Records:
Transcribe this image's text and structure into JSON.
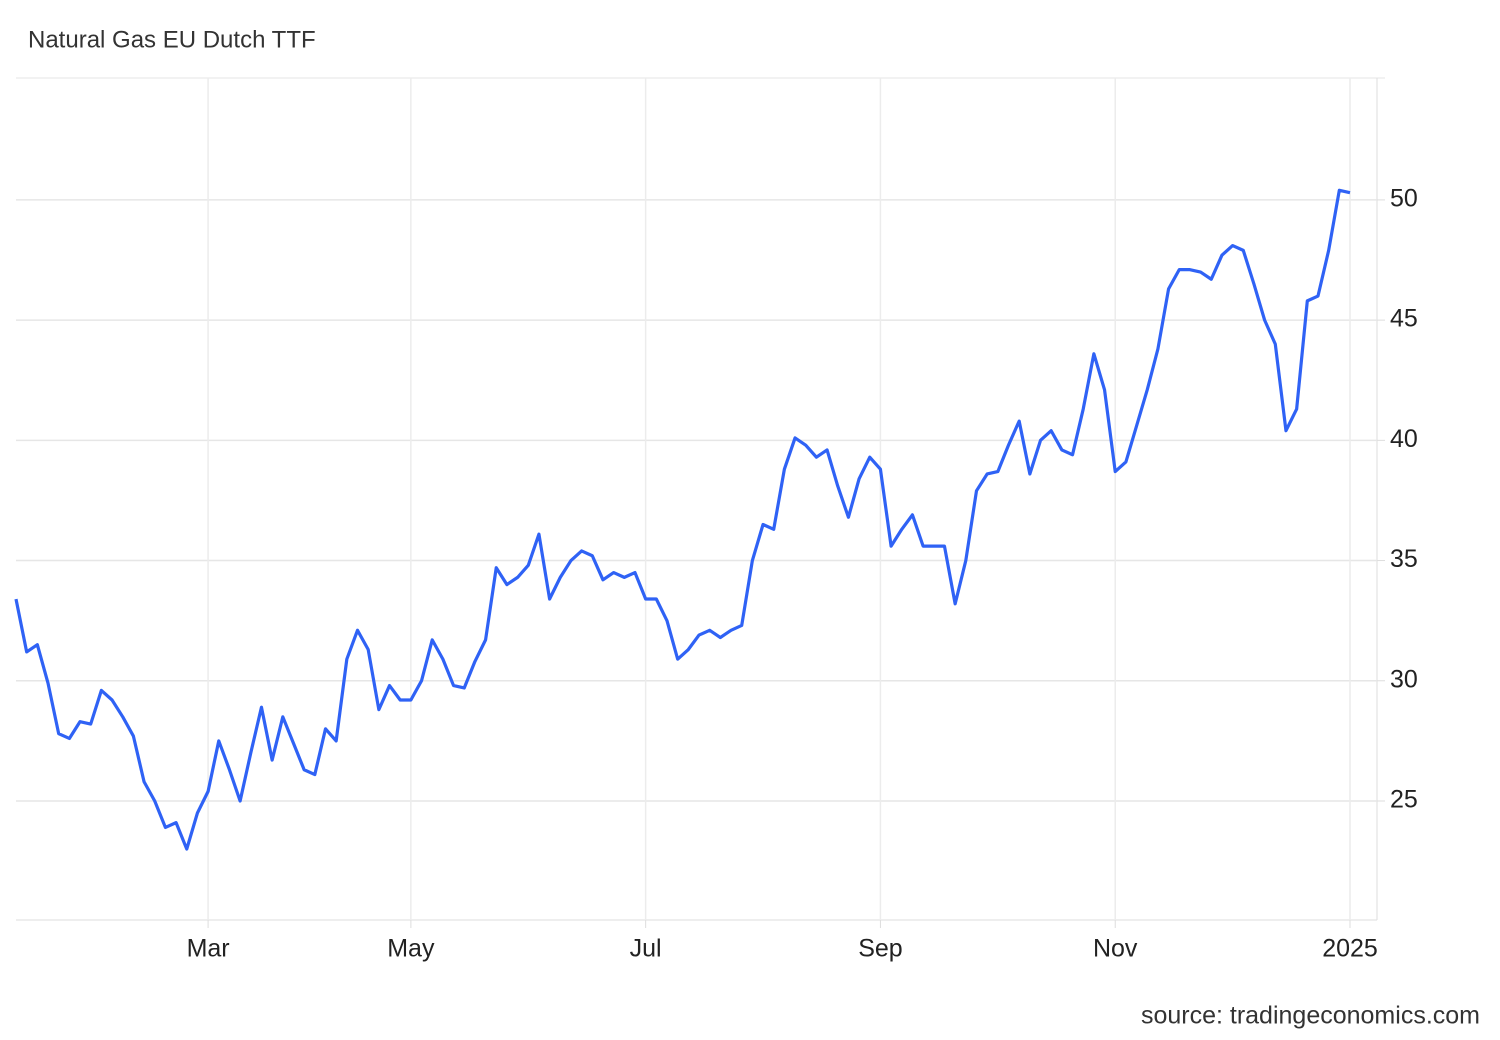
{
  "chart_data": {
    "type": "line",
    "title": "Natural Gas EU Dutch TTF",
    "source": "source: tradingeconomics.com",
    "categories": [
      null,
      null,
      null,
      null,
      null,
      null,
      null,
      null,
      null,
      null,
      null,
      null,
      null,
      null,
      null,
      null,
      null,
      null,
      "Mar",
      null,
      null,
      null,
      null,
      null,
      null,
      null,
      null,
      null,
      null,
      null,
      null,
      null,
      null,
      null,
      null,
      null,
      null,
      "May",
      null,
      null,
      null,
      null,
      null,
      null,
      null,
      null,
      null,
      null,
      null,
      null,
      null,
      null,
      null,
      null,
      null,
      null,
      null,
      null,
      null,
      "Jul",
      null,
      null,
      null,
      null,
      null,
      null,
      null,
      null,
      null,
      null,
      null,
      null,
      null,
      null,
      null,
      null,
      null,
      null,
      null,
      null,
      null,
      "Sep",
      null,
      null,
      null,
      null,
      null,
      null,
      null,
      null,
      null,
      null,
      null,
      null,
      null,
      null,
      null,
      null,
      null,
      null,
      null,
      null,
      null,
      "Nov",
      null,
      null,
      null,
      null,
      null,
      null,
      null,
      null,
      null,
      null,
      null,
      null,
      null,
      null,
      null,
      null,
      null,
      null,
      null,
      null,
      null,
      "2025"
    ],
    "values": [
      33.4,
      31.2,
      31.5,
      29.9,
      27.8,
      27.6,
      28.3,
      28.2,
      29.6,
      29.2,
      28.5,
      27.7,
      25.8,
      25.0,
      23.9,
      24.1,
      23.0,
      24.5,
      25.4,
      27.5,
      26.3,
      25.0,
      27.0,
      28.9,
      26.7,
      28.5,
      27.4,
      26.3,
      26.1,
      28.0,
      27.5,
      30.9,
      32.1,
      31.3,
      28.8,
      29.8,
      29.2,
      29.2,
      30.0,
      31.7,
      30.9,
      29.8,
      29.7,
      30.8,
      31.7,
      34.7,
      34.0,
      34.3,
      34.8,
      36.1,
      33.4,
      34.3,
      35.0,
      35.4,
      35.2,
      34.2,
      34.5,
      34.3,
      34.5,
      33.4,
      33.4,
      32.5,
      30.9,
      31.3,
      31.9,
      32.1,
      31.8,
      32.1,
      32.3,
      35.0,
      36.5,
      36.3,
      38.8,
      40.1,
      39.8,
      39.3,
      39.6,
      38.1,
      36.8,
      38.4,
      39.3,
      38.8,
      35.6,
      36.3,
      36.9,
      35.6,
      35.6,
      35.6,
      33.2,
      35.0,
      37.9,
      38.6,
      38.7,
      39.8,
      40.8,
      38.6,
      40.0,
      40.4,
      39.6,
      39.4,
      41.3,
      43.6,
      42.1,
      38.7,
      39.1,
      40.6,
      42.1,
      43.8,
      46.3,
      47.1,
      47.1,
      47.0,
      46.7,
      47.7,
      48.1,
      47.9,
      46.5,
      45.0,
      44.0,
      40.4,
      41.3,
      45.8,
      46.0,
      47.9,
      50.4,
      50.3
    ],
    "color": "#2f62f5",
    "ylim": [
      20.05,
      55.07
    ],
    "yticks": [
      25,
      30,
      35,
      40,
      45,
      50
    ],
    "grid": true
  }
}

Exercise: Reproduce all of the data exactly; the pictures do not belong in the copy.

Finished exercise:
Transcribe this image's text and structure into JSON.
{
  "chart_data": {
    "type": "line",
    "title": "Natural Gas EU Dutch TTF",
    "source": "source: tradingeconomics.com",
    "categories": [
      null,
      null,
      null,
      null,
      null,
      null,
      null,
      null,
      null,
      null,
      null,
      null,
      null,
      null,
      null,
      null,
      null,
      null,
      "Mar",
      null,
      null,
      null,
      null,
      null,
      null,
      null,
      null,
      null,
      null,
      null,
      null,
      null,
      null,
      null,
      null,
      null,
      null,
      "May",
      null,
      null,
      null,
      null,
      null,
      null,
      null,
      null,
      null,
      null,
      null,
      null,
      null,
      null,
      null,
      null,
      null,
      null,
      null,
      null,
      null,
      "Jul",
      null,
      null,
      null,
      null,
      null,
      null,
      null,
      null,
      null,
      null,
      null,
      null,
      null,
      null,
      null,
      null,
      null,
      null,
      null,
      null,
      null,
      "Sep",
      null,
      null,
      null,
      null,
      null,
      null,
      null,
      null,
      null,
      null,
      null,
      null,
      null,
      null,
      null,
      null,
      null,
      null,
      null,
      null,
      null,
      "Nov",
      null,
      null,
      null,
      null,
      null,
      null,
      null,
      null,
      null,
      null,
      null,
      null,
      null,
      null,
      null,
      null,
      null,
      null,
      null,
      null,
      null,
      "2025"
    ],
    "values": [
      33.4,
      31.2,
      31.5,
      29.9,
      27.8,
      27.6,
      28.3,
      28.2,
      29.6,
      29.2,
      28.5,
      27.7,
      25.8,
      25.0,
      23.9,
      24.1,
      23.0,
      24.5,
      25.4,
      27.5,
      26.3,
      25.0,
      27.0,
      28.9,
      26.7,
      28.5,
      27.4,
      26.3,
      26.1,
      28.0,
      27.5,
      30.9,
      32.1,
      31.3,
      28.8,
      29.8,
      29.2,
      29.2,
      30.0,
      31.7,
      30.9,
      29.8,
      29.7,
      30.8,
      31.7,
      34.7,
      34.0,
      34.3,
      34.8,
      36.1,
      33.4,
      34.3,
      35.0,
      35.4,
      35.2,
      34.2,
      34.5,
      34.3,
      34.5,
      33.4,
      33.4,
      32.5,
      30.9,
      31.3,
      31.9,
      32.1,
      31.8,
      32.1,
      32.3,
      35.0,
      36.5,
      36.3,
      38.8,
      40.1,
      39.8,
      39.3,
      39.6,
      38.1,
      36.8,
      38.4,
      39.3,
      38.8,
      35.6,
      36.3,
      36.9,
      35.6,
      35.6,
      35.6,
      33.2,
      35.0,
      37.9,
      38.6,
      38.7,
      39.8,
      40.8,
      38.6,
      40.0,
      40.4,
      39.6,
      39.4,
      41.3,
      43.6,
      42.1,
      38.7,
      39.1,
      40.6,
      42.1,
      43.8,
      46.3,
      47.1,
      47.1,
      47.0,
      46.7,
      47.7,
      48.1,
      47.9,
      46.5,
      45.0,
      44.0,
      40.4,
      41.3,
      45.8,
      46.0,
      47.9,
      50.4,
      50.3
    ],
    "color": "#2f62f5",
    "ylim": [
      20.05,
      55.07
    ],
    "yticks": [
      25,
      30,
      35,
      40,
      45,
      50
    ],
    "grid": true
  }
}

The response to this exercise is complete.